[Figure dataset records]
* * * *
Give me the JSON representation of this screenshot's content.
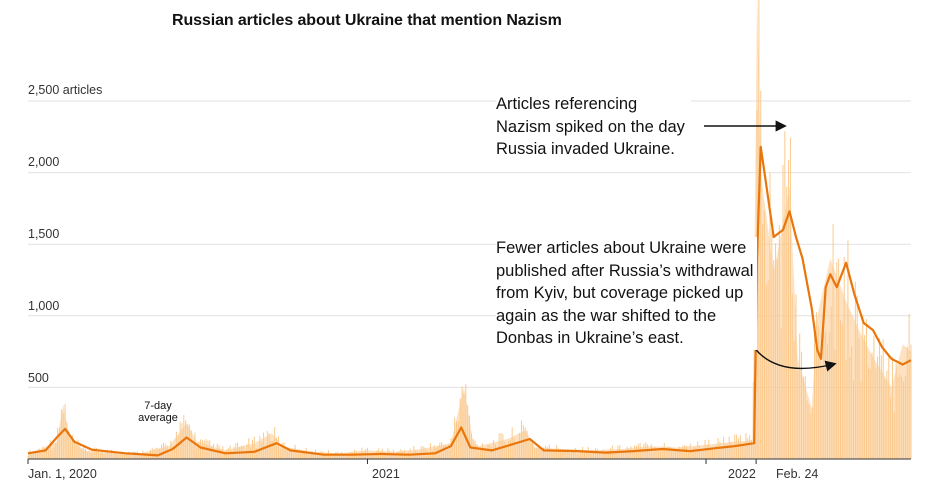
{
  "chart_data": {
    "type": "area",
    "title": "Russian articles about Ukraine that mention Nazism",
    "ylabel": "",
    "xlabel": "",
    "ylim": [
      0,
      3200
    ],
    "yticks": [
      {
        "value": 500,
        "label": "500"
      },
      {
        "value": 1000,
        "label": "1,000"
      },
      {
        "value": 1500,
        "label": "1,500"
      },
      {
        "value": 2000,
        "label": "2,000"
      },
      {
        "value": 2500,
        "label": "2,500 articles"
      }
    ],
    "xrange": [
      "2020-01-01",
      "2022-08-10"
    ],
    "xticks": [
      {
        "date": "2020-01-01",
        "label": "Jan. 1, 2020"
      },
      {
        "date": "2021-01-01",
        "label": "2021"
      },
      {
        "date": "2022-01-01",
        "label": "2022"
      },
      {
        "date": "2022-02-24",
        "label": "Feb. 24"
      }
    ],
    "series": [
      {
        "kind": "daily",
        "color": "#fbc98c",
        "points": [
          [
            "2020-01-01",
            40
          ],
          [
            "2020-01-15",
            70
          ],
          [
            "2020-02-01",
            120
          ],
          [
            "2020-02-08",
            380
          ],
          [
            "2020-02-15",
            140
          ],
          [
            "2020-03-01",
            60
          ],
          [
            "2020-04-01",
            50
          ],
          [
            "2020-05-01",
            40
          ],
          [
            "2020-06-01",
            90
          ],
          [
            "2020-06-20",
            250
          ],
          [
            "2020-07-01",
            120
          ],
          [
            "2020-08-01",
            60
          ],
          [
            "2020-09-01",
            110
          ],
          [
            "2020-09-20",
            180
          ],
          [
            "2020-10-01",
            90
          ],
          [
            "2020-11-01",
            50
          ],
          [
            "2020-12-01",
            40
          ],
          [
            "2021-01-01",
            60
          ],
          [
            "2021-02-01",
            50
          ],
          [
            "2021-03-01",
            70
          ],
          [
            "2021-04-01",
            110
          ],
          [
            "2021-04-15",
            500
          ],
          [
            "2021-04-25",
            120
          ],
          [
            "2021-05-01",
            90
          ],
          [
            "2021-06-01",
            140
          ],
          [
            "2021-06-20",
            200
          ],
          [
            "2021-07-01",
            80
          ],
          [
            "2021-08-01",
            70
          ],
          [
            "2021-09-01",
            60
          ],
          [
            "2021-10-01",
            70
          ],
          [
            "2021-11-01",
            90
          ],
          [
            "2021-12-01",
            80
          ],
          [
            "2022-01-01",
            100
          ],
          [
            "2022-02-01",
            120
          ],
          [
            "2022-02-20",
            130
          ],
          [
            "2022-02-24",
            2500
          ],
          [
            "2022-02-25",
            3300
          ],
          [
            "2022-03-01",
            2000
          ],
          [
            "2022-03-15",
            1300
          ],
          [
            "2022-04-01",
            1900
          ],
          [
            "2022-04-10",
            700
          ],
          [
            "2022-04-25",
            350
          ],
          [
            "2022-05-01",
            1000
          ],
          [
            "2022-05-15",
            1400
          ],
          [
            "2022-06-01",
            1100
          ],
          [
            "2022-06-15",
            900
          ],
          [
            "2022-07-01",
            700
          ],
          [
            "2022-07-20",
            500
          ],
          [
            "2022-08-01",
            800
          ],
          [
            "2022-08-10",
            750
          ]
        ]
      },
      {
        "kind": "7-day average",
        "color": "#e8760c",
        "points": [
          [
            "2020-01-01",
            40
          ],
          [
            "2020-01-20",
            60
          ],
          [
            "2020-02-01",
            150
          ],
          [
            "2020-02-10",
            210
          ],
          [
            "2020-02-20",
            120
          ],
          [
            "2020-03-10",
            65
          ],
          [
            "2020-04-15",
            40
          ],
          [
            "2020-05-20",
            25
          ],
          [
            "2020-06-05",
            70
          ],
          [
            "2020-06-20",
            150
          ],
          [
            "2020-07-05",
            80
          ],
          [
            "2020-08-01",
            40
          ],
          [
            "2020-09-01",
            50
          ],
          [
            "2020-09-25",
            110
          ],
          [
            "2020-10-10",
            60
          ],
          [
            "2020-11-15",
            30
          ],
          [
            "2020-12-15",
            30
          ],
          [
            "2021-01-15",
            35
          ],
          [
            "2021-02-15",
            30
          ],
          [
            "2021-03-15",
            40
          ],
          [
            "2021-04-01",
            90
          ],
          [
            "2021-04-12",
            220
          ],
          [
            "2021-04-22",
            80
          ],
          [
            "2021-05-15",
            60
          ],
          [
            "2021-06-05",
            100
          ],
          [
            "2021-06-25",
            140
          ],
          [
            "2021-07-10",
            60
          ],
          [
            "2021-08-15",
            55
          ],
          [
            "2021-09-15",
            45
          ],
          [
            "2021-10-15",
            55
          ],
          [
            "2021-11-15",
            70
          ],
          [
            "2021-12-15",
            55
          ],
          [
            "2022-01-10",
            75
          ],
          [
            "2022-02-01",
            90
          ],
          [
            "2022-02-22",
            110
          ],
          [
            "2022-02-25",
            1400
          ],
          [
            "2022-03-01",
            2180
          ],
          [
            "2022-03-05",
            2000
          ],
          [
            "2022-03-15",
            1550
          ],
          [
            "2022-03-25",
            1600
          ],
          [
            "2022-04-01",
            1730
          ],
          [
            "2022-04-08",
            1550
          ],
          [
            "2022-04-15",
            1400
          ],
          [
            "2022-04-25",
            1050
          ],
          [
            "2022-05-01",
            760
          ],
          [
            "2022-05-05",
            700
          ],
          [
            "2022-05-10",
            1200
          ],
          [
            "2022-05-15",
            1290
          ],
          [
            "2022-05-22",
            1200
          ],
          [
            "2022-06-01",
            1370
          ],
          [
            "2022-06-10",
            1150
          ],
          [
            "2022-06-20",
            950
          ],
          [
            "2022-06-30",
            900
          ],
          [
            "2022-07-10",
            780
          ],
          [
            "2022-07-20",
            700
          ],
          [
            "2022-08-01",
            660
          ],
          [
            "2022-08-10",
            690
          ]
        ]
      }
    ],
    "annotations": [
      {
        "text": "Articles referencing Nazism spiked on the day Russia invaded Ukraine.",
        "lines": [
          "Articles referencing",
          "Nazism spiked on the day",
          "Russia invaded Ukraine."
        ]
      },
      {
        "text": "Fewer articles about Ukraine were published after Russia’s withdrawal from Kyiv, but coverage picked up again as the war shifted to the Donbas in Ukraine’s east.",
        "lines": [
          "Fewer articles about Ukraine were",
          "published after Russia’s withdrawal",
          "from Kyiv, but coverage picked up",
          "again as the war shifted to the",
          "Donbas in Ukraine’s east."
        ]
      },
      {
        "text": "7-day average",
        "lines": [
          "7-day",
          "average"
        ]
      }
    ]
  }
}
* * * *
Exercise description: Write out each entry exactly as given, omitting any picture.

Reply to the exercise:
Give me the JSON representation of this screenshot's content.
{
  "chart_data": {
    "type": "area",
    "title": "Russian articles about Ukraine that mention Nazism",
    "ylabel": "",
    "xlabel": "",
    "ylim": [
      0,
      3200
    ],
    "yticks": [
      {
        "value": 500,
        "label": "500"
      },
      {
        "value": 1000,
        "label": "1,000"
      },
      {
        "value": 1500,
        "label": "1,500"
      },
      {
        "value": 2000,
        "label": "2,000"
      },
      {
        "value": 2500,
        "label": "2,500 articles"
      }
    ],
    "xrange": [
      "2020-01-01",
      "2022-08-10"
    ],
    "xticks": [
      {
        "date": "2020-01-01",
        "label": "Jan. 1, 2020"
      },
      {
        "date": "2021-01-01",
        "label": "2021"
      },
      {
        "date": "2022-01-01",
        "label": "2022"
      },
      {
        "date": "2022-02-24",
        "label": "Feb. 24"
      }
    ],
    "series": [
      {
        "kind": "daily",
        "color": "#fbc98c",
        "points": [
          [
            "2020-01-01",
            40
          ],
          [
            "2020-01-15",
            70
          ],
          [
            "2020-02-01",
            120
          ],
          [
            "2020-02-08",
            380
          ],
          [
            "2020-02-15",
            140
          ],
          [
            "2020-03-01",
            60
          ],
          [
            "2020-04-01",
            50
          ],
          [
            "2020-05-01",
            40
          ],
          [
            "2020-06-01",
            90
          ],
          [
            "2020-06-20",
            250
          ],
          [
            "2020-07-01",
            120
          ],
          [
            "2020-08-01",
            60
          ],
          [
            "2020-09-01",
            110
          ],
          [
            "2020-09-20",
            180
          ],
          [
            "2020-10-01",
            90
          ],
          [
            "2020-11-01",
            50
          ],
          [
            "2020-12-01",
            40
          ],
          [
            "2021-01-01",
            60
          ],
          [
            "2021-02-01",
            50
          ],
          [
            "2021-03-01",
            70
          ],
          [
            "2021-04-01",
            110
          ],
          [
            "2021-04-15",
            500
          ],
          [
            "2021-04-25",
            120
          ],
          [
            "2021-05-01",
            90
          ],
          [
            "2021-06-01",
            140
          ],
          [
            "2021-06-20",
            200
          ],
          [
            "2021-07-01",
            80
          ],
          [
            "2021-08-01",
            70
          ],
          [
            "2021-09-01",
            60
          ],
          [
            "2021-10-01",
            70
          ],
          [
            "2021-11-01",
            90
          ],
          [
            "2021-12-01",
            80
          ],
          [
            "2022-01-01",
            100
          ],
          [
            "2022-02-01",
            120
          ],
          [
            "2022-02-20",
            130
          ],
          [
            "2022-02-24",
            2500
          ],
          [
            "2022-02-25",
            3300
          ],
          [
            "2022-03-01",
            2000
          ],
          [
            "2022-03-15",
            1300
          ],
          [
            "2022-04-01",
            1900
          ],
          [
            "2022-04-10",
            700
          ],
          [
            "2022-04-25",
            350
          ],
          [
            "2022-05-01",
            1000
          ],
          [
            "2022-05-15",
            1400
          ],
          [
            "2022-06-01",
            1100
          ],
          [
            "2022-06-15",
            900
          ],
          [
            "2022-07-01",
            700
          ],
          [
            "2022-07-20",
            500
          ],
          [
            "2022-08-01",
            800
          ],
          [
            "2022-08-10",
            750
          ]
        ]
      },
      {
        "kind": "7-day average",
        "color": "#e8760c",
        "points": [
          [
            "2020-01-01",
            40
          ],
          [
            "2020-01-20",
            60
          ],
          [
            "2020-02-01",
            150
          ],
          [
            "2020-02-10",
            210
          ],
          [
            "2020-02-20",
            120
          ],
          [
            "2020-03-10",
            65
          ],
          [
            "2020-04-15",
            40
          ],
          [
            "2020-05-20",
            25
          ],
          [
            "2020-06-05",
            70
          ],
          [
            "2020-06-20",
            150
          ],
          [
            "2020-07-05",
            80
          ],
          [
            "2020-08-01",
            40
          ],
          [
            "2020-09-01",
            50
          ],
          [
            "2020-09-25",
            110
          ],
          [
            "2020-10-10",
            60
          ],
          [
            "2020-11-15",
            30
          ],
          [
            "2020-12-15",
            30
          ],
          [
            "2021-01-15",
            35
          ],
          [
            "2021-02-15",
            30
          ],
          [
            "2021-03-15",
            40
          ],
          [
            "2021-04-01",
            90
          ],
          [
            "2021-04-12",
            220
          ],
          [
            "2021-04-22",
            80
          ],
          [
            "2021-05-15",
            60
          ],
          [
            "2021-06-05",
            100
          ],
          [
            "2021-06-25",
            140
          ],
          [
            "2021-07-10",
            60
          ],
          [
            "2021-08-15",
            55
          ],
          [
            "2021-09-15",
            45
          ],
          [
            "2021-10-15",
            55
          ],
          [
            "2021-11-15",
            70
          ],
          [
            "2021-12-15",
            55
          ],
          [
            "2022-01-10",
            75
          ],
          [
            "2022-02-01",
            90
          ],
          [
            "2022-02-22",
            110
          ],
          [
            "2022-02-25",
            1400
          ],
          [
            "2022-03-01",
            2180
          ],
          [
            "2022-03-05",
            2000
          ],
          [
            "2022-03-15",
            1550
          ],
          [
            "2022-03-25",
            1600
          ],
          [
            "2022-04-01",
            1730
          ],
          [
            "2022-04-08",
            1550
          ],
          [
            "2022-04-15",
            1400
          ],
          [
            "2022-04-25",
            1050
          ],
          [
            "2022-05-01",
            760
          ],
          [
            "2022-05-05",
            700
          ],
          [
            "2022-05-10",
            1200
          ],
          [
            "2022-05-15",
            1290
          ],
          [
            "2022-05-22",
            1200
          ],
          [
            "2022-06-01",
            1370
          ],
          [
            "2022-06-10",
            1150
          ],
          [
            "2022-06-20",
            950
          ],
          [
            "2022-06-30",
            900
          ],
          [
            "2022-07-10",
            780
          ],
          [
            "2022-07-20",
            700
          ],
          [
            "2022-08-01",
            660
          ],
          [
            "2022-08-10",
            690
          ]
        ]
      }
    ],
    "annotations": [
      {
        "text": "Articles referencing Nazism spiked on the day Russia invaded Ukraine.",
        "lines": [
          "Articles referencing",
          "Nazism spiked on the day",
          "Russia invaded Ukraine."
        ]
      },
      {
        "text": "Fewer articles about Ukraine were published after Russia’s withdrawal from Kyiv, but coverage picked up again as the war shifted to the Donbas in Ukraine’s east.",
        "lines": [
          "Fewer articles about Ukraine were",
          "published after Russia’s withdrawal",
          "from Kyiv, but coverage picked up",
          "again as the war shifted to the",
          "Donbas in Ukraine’s east."
        ]
      },
      {
        "text": "7-day average",
        "lines": [
          "7-day",
          "average"
        ]
      }
    ]
  }
}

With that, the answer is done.